[Start Material supplied]

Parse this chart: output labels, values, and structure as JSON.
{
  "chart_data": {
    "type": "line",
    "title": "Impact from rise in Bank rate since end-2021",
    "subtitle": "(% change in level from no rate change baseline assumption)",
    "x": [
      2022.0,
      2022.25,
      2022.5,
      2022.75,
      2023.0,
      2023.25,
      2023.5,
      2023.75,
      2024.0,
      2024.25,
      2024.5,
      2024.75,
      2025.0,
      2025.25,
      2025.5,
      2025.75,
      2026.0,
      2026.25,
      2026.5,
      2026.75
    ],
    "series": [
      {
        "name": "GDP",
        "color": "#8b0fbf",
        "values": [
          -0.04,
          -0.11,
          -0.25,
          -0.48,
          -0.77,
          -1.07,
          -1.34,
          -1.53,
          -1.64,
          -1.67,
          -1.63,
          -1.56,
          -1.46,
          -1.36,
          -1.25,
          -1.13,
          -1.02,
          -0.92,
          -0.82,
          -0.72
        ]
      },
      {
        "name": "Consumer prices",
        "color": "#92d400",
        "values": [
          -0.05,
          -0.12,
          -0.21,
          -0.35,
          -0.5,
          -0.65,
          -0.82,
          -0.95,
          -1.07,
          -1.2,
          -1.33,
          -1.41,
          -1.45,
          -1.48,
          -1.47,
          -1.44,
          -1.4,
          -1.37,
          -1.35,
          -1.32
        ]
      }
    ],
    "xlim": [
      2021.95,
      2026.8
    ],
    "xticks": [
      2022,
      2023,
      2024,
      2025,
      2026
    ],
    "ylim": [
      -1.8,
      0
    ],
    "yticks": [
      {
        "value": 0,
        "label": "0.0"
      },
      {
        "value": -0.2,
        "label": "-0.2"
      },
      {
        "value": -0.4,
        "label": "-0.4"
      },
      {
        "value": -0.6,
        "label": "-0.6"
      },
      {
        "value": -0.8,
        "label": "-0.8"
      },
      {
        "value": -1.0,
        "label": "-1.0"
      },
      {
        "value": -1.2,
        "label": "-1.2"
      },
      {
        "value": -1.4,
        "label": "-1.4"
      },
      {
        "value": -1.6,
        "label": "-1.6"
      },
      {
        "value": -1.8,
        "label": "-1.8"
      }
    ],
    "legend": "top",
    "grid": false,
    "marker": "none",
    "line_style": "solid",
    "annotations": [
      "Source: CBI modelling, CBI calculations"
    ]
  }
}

[End Material supplied]

# Work instructions
Go through the listing above and pull out each line containing the word "rate".

# Correct answer
    "title": "Impact from rise in Bank rate since end-2021",
    "subtitle": "(% change in level from no rate change baseline assumption)",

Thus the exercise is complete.